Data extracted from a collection
• • •
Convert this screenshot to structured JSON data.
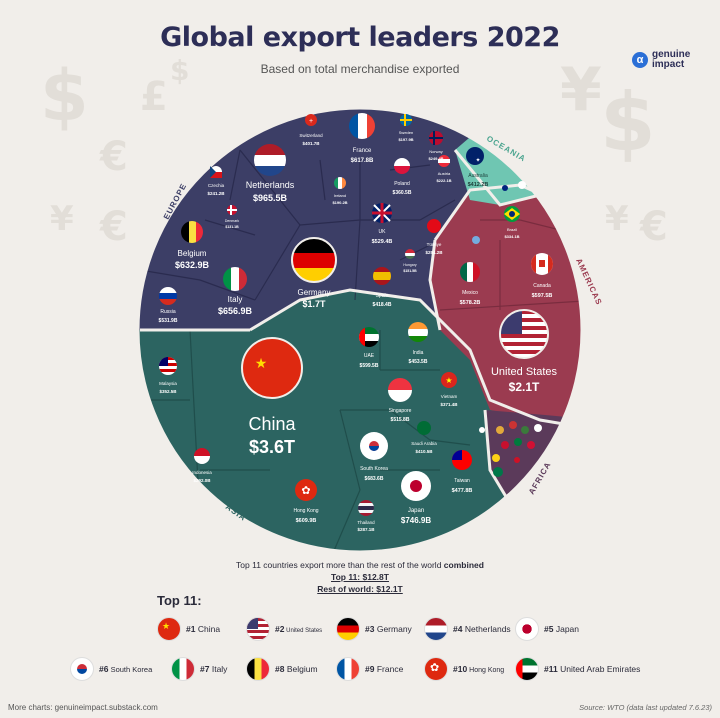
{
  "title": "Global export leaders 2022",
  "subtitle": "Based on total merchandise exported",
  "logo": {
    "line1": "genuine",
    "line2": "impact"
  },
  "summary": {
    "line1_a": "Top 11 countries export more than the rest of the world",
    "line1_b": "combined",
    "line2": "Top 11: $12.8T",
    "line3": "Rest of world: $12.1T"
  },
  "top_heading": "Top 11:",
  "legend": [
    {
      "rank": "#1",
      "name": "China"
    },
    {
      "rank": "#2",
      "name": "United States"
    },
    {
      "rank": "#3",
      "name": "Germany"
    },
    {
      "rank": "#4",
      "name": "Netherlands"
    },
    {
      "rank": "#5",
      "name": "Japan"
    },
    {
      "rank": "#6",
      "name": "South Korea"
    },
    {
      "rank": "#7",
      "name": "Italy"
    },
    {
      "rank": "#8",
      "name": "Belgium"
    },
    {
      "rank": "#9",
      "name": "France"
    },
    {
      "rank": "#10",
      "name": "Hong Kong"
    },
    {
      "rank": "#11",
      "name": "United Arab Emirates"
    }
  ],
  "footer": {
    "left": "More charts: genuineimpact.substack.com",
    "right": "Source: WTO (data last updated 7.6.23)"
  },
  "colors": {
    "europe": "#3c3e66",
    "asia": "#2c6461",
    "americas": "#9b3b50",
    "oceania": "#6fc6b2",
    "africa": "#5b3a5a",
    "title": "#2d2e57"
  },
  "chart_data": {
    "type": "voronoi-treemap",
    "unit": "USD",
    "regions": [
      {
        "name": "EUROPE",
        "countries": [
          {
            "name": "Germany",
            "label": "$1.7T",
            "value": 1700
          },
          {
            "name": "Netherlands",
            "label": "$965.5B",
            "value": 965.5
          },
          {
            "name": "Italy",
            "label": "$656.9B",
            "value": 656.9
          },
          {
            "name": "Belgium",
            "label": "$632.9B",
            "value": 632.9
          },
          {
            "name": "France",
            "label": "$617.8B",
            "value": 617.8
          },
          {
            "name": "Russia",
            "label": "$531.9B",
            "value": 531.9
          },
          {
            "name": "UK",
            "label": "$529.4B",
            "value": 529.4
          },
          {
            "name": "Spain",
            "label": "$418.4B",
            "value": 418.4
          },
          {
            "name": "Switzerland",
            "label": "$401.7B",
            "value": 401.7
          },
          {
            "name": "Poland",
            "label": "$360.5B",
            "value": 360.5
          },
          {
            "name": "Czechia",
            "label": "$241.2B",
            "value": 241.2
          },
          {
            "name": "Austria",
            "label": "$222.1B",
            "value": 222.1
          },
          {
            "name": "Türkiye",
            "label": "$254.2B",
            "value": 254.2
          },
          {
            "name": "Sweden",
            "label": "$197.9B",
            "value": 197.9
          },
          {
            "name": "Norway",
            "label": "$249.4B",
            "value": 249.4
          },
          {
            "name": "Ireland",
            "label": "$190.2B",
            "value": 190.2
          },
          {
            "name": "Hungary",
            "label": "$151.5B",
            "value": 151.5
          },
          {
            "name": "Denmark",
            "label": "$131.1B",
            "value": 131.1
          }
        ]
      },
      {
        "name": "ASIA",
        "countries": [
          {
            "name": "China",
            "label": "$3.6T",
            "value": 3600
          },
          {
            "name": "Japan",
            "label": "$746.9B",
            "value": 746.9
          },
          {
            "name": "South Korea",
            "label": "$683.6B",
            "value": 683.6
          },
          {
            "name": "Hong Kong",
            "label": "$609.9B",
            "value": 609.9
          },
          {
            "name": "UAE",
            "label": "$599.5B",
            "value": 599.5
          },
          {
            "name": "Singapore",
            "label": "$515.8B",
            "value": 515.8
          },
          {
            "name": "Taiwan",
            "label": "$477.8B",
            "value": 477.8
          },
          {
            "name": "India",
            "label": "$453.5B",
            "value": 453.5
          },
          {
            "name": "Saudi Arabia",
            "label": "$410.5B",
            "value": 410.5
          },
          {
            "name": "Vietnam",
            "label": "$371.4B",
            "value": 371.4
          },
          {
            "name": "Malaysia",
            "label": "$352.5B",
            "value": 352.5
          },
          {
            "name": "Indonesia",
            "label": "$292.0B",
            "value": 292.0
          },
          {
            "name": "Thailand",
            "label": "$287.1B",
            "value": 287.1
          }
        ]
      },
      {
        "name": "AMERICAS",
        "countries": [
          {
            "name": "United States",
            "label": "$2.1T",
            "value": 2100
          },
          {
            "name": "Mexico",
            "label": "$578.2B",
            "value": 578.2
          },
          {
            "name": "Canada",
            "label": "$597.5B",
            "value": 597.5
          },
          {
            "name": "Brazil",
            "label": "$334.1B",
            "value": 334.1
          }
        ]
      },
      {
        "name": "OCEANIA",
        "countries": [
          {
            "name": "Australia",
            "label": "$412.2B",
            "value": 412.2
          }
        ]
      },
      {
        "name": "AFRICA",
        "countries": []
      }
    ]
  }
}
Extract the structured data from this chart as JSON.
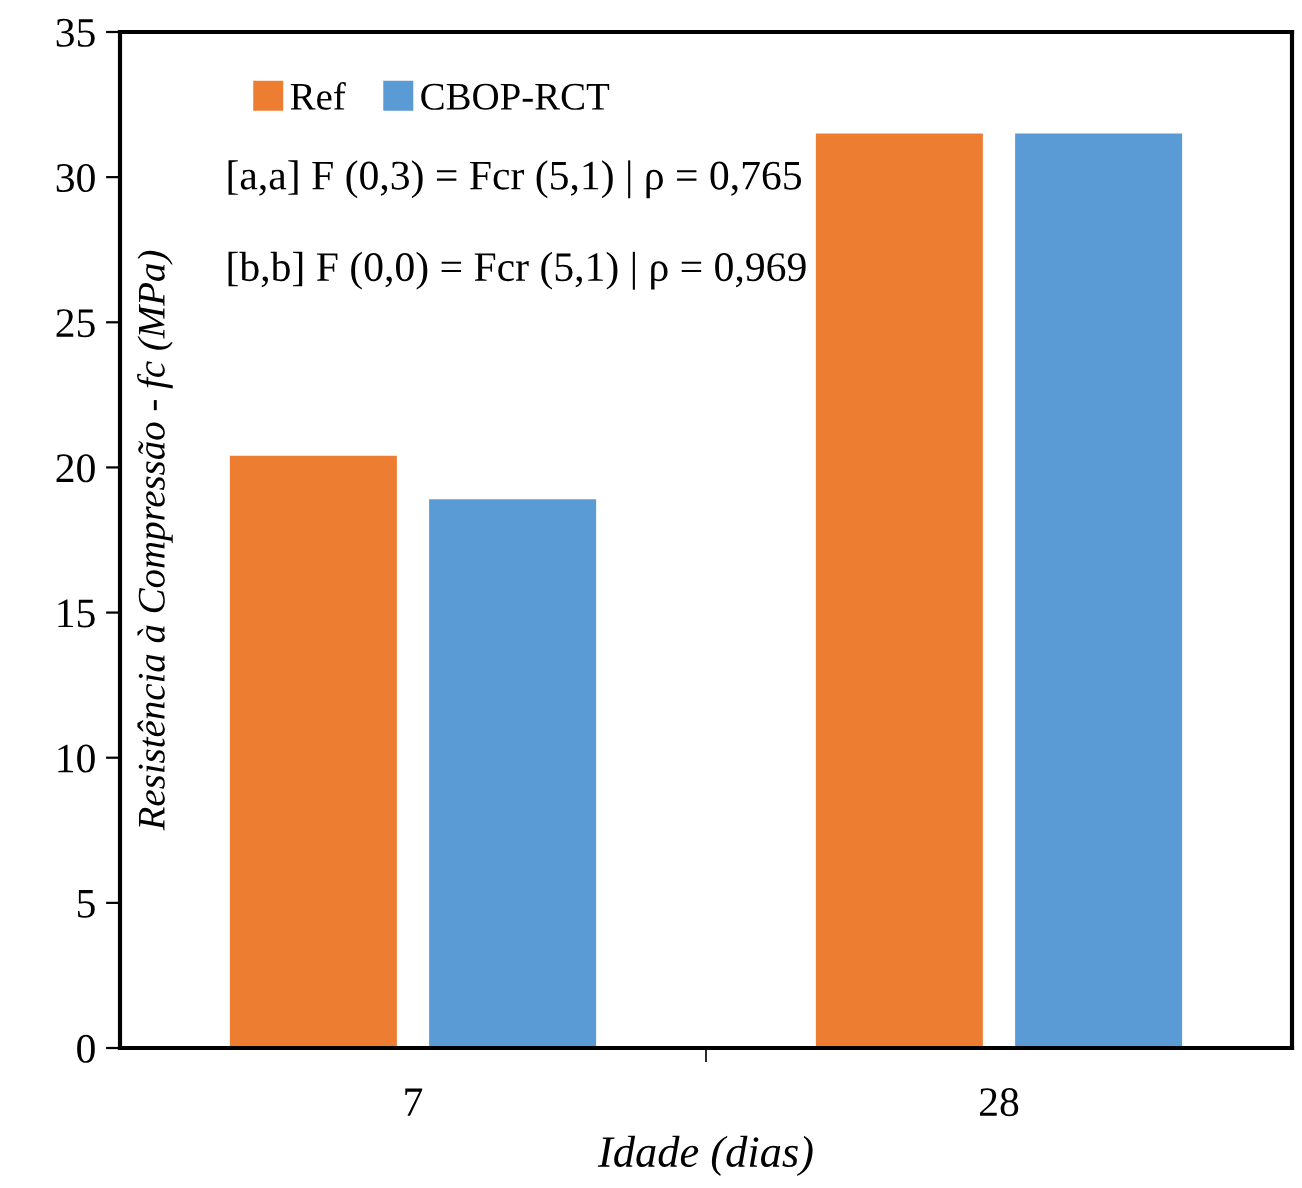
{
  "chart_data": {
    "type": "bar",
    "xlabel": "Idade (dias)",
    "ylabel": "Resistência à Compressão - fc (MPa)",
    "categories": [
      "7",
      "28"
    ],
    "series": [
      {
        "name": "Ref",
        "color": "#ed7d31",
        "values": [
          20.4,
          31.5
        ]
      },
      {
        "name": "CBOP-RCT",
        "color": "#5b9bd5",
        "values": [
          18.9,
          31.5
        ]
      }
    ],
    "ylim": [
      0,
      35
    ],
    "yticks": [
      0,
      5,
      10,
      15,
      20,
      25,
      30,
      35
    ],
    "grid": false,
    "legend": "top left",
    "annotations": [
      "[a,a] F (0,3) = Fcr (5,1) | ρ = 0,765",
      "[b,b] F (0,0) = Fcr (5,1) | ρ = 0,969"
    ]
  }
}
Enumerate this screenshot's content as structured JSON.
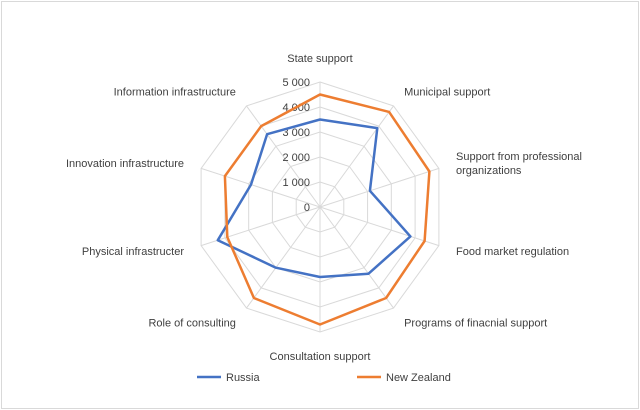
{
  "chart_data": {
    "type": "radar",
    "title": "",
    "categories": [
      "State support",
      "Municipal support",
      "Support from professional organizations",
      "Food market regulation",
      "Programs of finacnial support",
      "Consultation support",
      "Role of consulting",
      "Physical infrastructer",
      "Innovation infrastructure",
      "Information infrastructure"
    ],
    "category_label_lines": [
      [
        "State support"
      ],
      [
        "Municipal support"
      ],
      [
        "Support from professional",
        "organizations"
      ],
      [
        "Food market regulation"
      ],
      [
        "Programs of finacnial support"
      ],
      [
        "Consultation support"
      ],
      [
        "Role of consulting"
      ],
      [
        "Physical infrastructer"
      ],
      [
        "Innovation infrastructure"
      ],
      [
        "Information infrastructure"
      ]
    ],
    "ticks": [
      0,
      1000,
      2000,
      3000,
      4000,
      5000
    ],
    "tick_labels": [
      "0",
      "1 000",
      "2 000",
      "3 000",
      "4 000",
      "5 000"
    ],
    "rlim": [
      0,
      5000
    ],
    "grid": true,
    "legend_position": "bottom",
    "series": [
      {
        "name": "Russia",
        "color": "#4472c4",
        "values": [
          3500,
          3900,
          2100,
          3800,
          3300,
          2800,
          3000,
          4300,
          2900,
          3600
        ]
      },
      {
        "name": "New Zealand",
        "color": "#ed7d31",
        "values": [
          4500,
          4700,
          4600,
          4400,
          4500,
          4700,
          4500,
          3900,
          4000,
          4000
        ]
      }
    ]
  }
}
• • •
To do:
What you return should match the records above word for word, minus the pictures.

Exercise solution:
Convert this screenshot to structured JSON data.
{
  "title": "Global export leaders 2022",
  "subtitle": "Based on total merchandise exported",
  "logo": {
    "line1": "genuine",
    "line2": "impact"
  },
  "summary": {
    "line1_a": "Top 11 countries export more than the rest of the world",
    "line1_b": "combined",
    "line2": "Top 11: $12.8T",
    "line3": "Rest of world: $12.1T"
  },
  "top_heading": "Top 11:",
  "legend": [
    {
      "rank": "#1",
      "name": "China"
    },
    {
      "rank": "#2",
      "name": "United States"
    },
    {
      "rank": "#3",
      "name": "Germany"
    },
    {
      "rank": "#4",
      "name": "Netherlands"
    },
    {
      "rank": "#5",
      "name": "Japan"
    },
    {
      "rank": "#6",
      "name": "South Korea"
    },
    {
      "rank": "#7",
      "name": "Italy"
    },
    {
      "rank": "#8",
      "name": "Belgium"
    },
    {
      "rank": "#9",
      "name": "France"
    },
    {
      "rank": "#10",
      "name": "Hong Kong"
    },
    {
      "rank": "#11",
      "name": "United Arab Emirates"
    }
  ],
  "footer": {
    "left": "More charts: genuineimpact.substack.com",
    "right": "Source: WTO (data last updated 7.6.23)"
  },
  "colors": {
    "europe": "#3c3e66",
    "asia": "#2c6461",
    "americas": "#9b3b50",
    "oceania": "#6fc6b2",
    "africa": "#5b3a5a",
    "title": "#2d2e57"
  },
  "chart_data": {
    "type": "voronoi-treemap",
    "unit": "USD",
    "regions": [
      {
        "name": "EUROPE",
        "countries": [
          {
            "name": "Germany",
            "label": "$1.7T",
            "value": 1700
          },
          {
            "name": "Netherlands",
            "label": "$965.5B",
            "value": 965.5
          },
          {
            "name": "Italy",
            "label": "$656.9B",
            "value": 656.9
          },
          {
            "name": "Belgium",
            "label": "$632.9B",
            "value": 632.9
          },
          {
            "name": "France",
            "label": "$617.8B",
            "value": 617.8
          },
          {
            "name": "Russia",
            "label": "$531.9B",
            "value": 531.9
          },
          {
            "name": "UK",
            "label": "$529.4B",
            "value": 529.4
          },
          {
            "name": "Spain",
            "label": "$418.4B",
            "value": 418.4
          },
          {
            "name": "Switzerland",
            "label": "$401.7B",
            "value": 401.7
          },
          {
            "name": "Poland",
            "label": "$360.5B",
            "value": 360.5
          },
          {
            "name": "Czechia",
            "label": "$241.2B",
            "value": 241.2
          },
          {
            "name": "Austria",
            "label": "$222.1B",
            "value": 222.1
          },
          {
            "name": "Türkiye",
            "label": "$254.2B",
            "value": 254.2
          },
          {
            "name": "Sweden",
            "label": "$197.9B",
            "value": 197.9
          },
          {
            "name": "Norway",
            "label": "$249.4B",
            "value": 249.4
          },
          {
            "name": "Ireland",
            "label": "$190.2B",
            "value": 190.2
          },
          {
            "name": "Hungary",
            "label": "$151.5B",
            "value": 151.5
          },
          {
            "name": "Denmark",
            "label": "$131.1B",
            "value": 131.1
          }
        ]
      },
      {
        "name": "ASIA",
        "countries": [
          {
            "name": "China",
            "label": "$3.6T",
            "value": 3600
          },
          {
            "name": "Japan",
            "label": "$746.9B",
            "value": 746.9
          },
          {
            "name": "South Korea",
            "label": "$683.6B",
            "value": 683.6
          },
          {
            "name": "Hong Kong",
            "label": "$609.9B",
            "value": 609.9
          },
          {
            "name": "UAE",
            "label": "$599.5B",
            "value": 599.5
          },
          {
            "name": "Singapore",
            "label": "$515.8B",
            "value": 515.8
          },
          {
            "name": "Taiwan",
            "label": "$477.8B",
            "value": 477.8
          },
          {
            "name": "India",
            "label": "$453.5B",
            "value": 453.5
          },
          {
            "name": "Saudi Arabia",
            "label": "$410.5B",
            "value": 410.5
          },
          {
            "name": "Vietnam",
            "label": "$371.4B",
            "value": 371.4
          },
          {
            "name": "Malaysia",
            "label": "$352.5B",
            "value": 352.5
          },
          {
            "name": "Indonesia",
            "label": "$292.0B",
            "value": 292.0
          },
          {
            "name": "Thailand",
            "label": "$287.1B",
            "value": 287.1
          }
        ]
      },
      {
        "name": "AMERICAS",
        "countries": [
          {
            "name": "United States",
            "label": "$2.1T",
            "value": 2100
          },
          {
            "name": "Mexico",
            "label": "$578.2B",
            "value": 578.2
          },
          {
            "name": "Canada",
            "label": "$597.5B",
            "value": 597.5
          },
          {
            "name": "Brazil",
            "label": "$334.1B",
            "value": 334.1
          }
        ]
      },
      {
        "name": "OCEANIA",
        "countries": [
          {
            "name": "Australia",
            "label": "$412.2B",
            "value": 412.2
          }
        ]
      },
      {
        "name": "AFRICA",
        "countries": []
      }
    ]
  }
}
Extract the structured data from this chart as JSON.
{
  "chart_data": {
    "type": "bar",
    "xlabel": "Idade (dias)",
    "ylabel": "Resistência à Compressão - fc (MPa)",
    "categories": [
      "7",
      "28"
    ],
    "series": [
      {
        "name": "Ref",
        "color": "#ed7d31",
        "values": [
          20.4,
          31.5
        ]
      },
      {
        "name": "CBOP-RCT",
        "color": "#5b9bd5",
        "values": [
          18.9,
          31.5
        ]
      }
    ],
    "ylim": [
      0,
      35
    ],
    "yticks": [
      0,
      5,
      10,
      15,
      20,
      25,
      30,
      35
    ],
    "grid": false,
    "legend": "top left",
    "annotations": [
      "[a,a] F (0,3) = Fcr (5,1) | ρ = 0,765",
      "[b,b] F (0,0) = Fcr (5,1) | ρ = 0,969"
    ]
  }
}
Enumerate this screenshot's content as structured JSON.
{
  "chart_data": {
    "type": "radar",
    "title": "",
    "categories": [
      "State support",
      "Municipal support",
      "Support from professional organizations",
      "Food market regulation",
      "Programs of finacnial support",
      "Consultation support",
      "Role of consulting",
      "Physical infrastructer",
      "Innovation infrastructure",
      "Information infrastructure"
    ],
    "category_label_lines": [
      [
        "State support"
      ],
      [
        "Municipal support"
      ],
      [
        "Support from professional",
        "organizations"
      ],
      [
        "Food market regulation"
      ],
      [
        "Programs of finacnial support"
      ],
      [
        "Consultation support"
      ],
      [
        "Role of consulting"
      ],
      [
        "Physical infrastructer"
      ],
      [
        "Innovation infrastructure"
      ],
      [
        "Information infrastructure"
      ]
    ],
    "ticks": [
      0,
      1000,
      2000,
      3000,
      4000,
      5000
    ],
    "tick_labels": [
      "0",
      "1 000",
      "2 000",
      "3 000",
      "4 000",
      "5 000"
    ],
    "rlim": [
      0,
      5000
    ],
    "grid": true,
    "legend_position": "bottom",
    "series": [
      {
        "name": "Russia",
        "color": "#4472c4",
        "values": [
          3500,
          3900,
          2100,
          3800,
          3300,
          2800,
          3000,
          4300,
          2900,
          3600
        ]
      },
      {
        "name": "New Zealand",
        "color": "#ed7d31",
        "values": [
          4500,
          4700,
          4600,
          4400,
          4500,
          4700,
          4500,
          3900,
          4000,
          4000
        ]
      }
    ]
  }
}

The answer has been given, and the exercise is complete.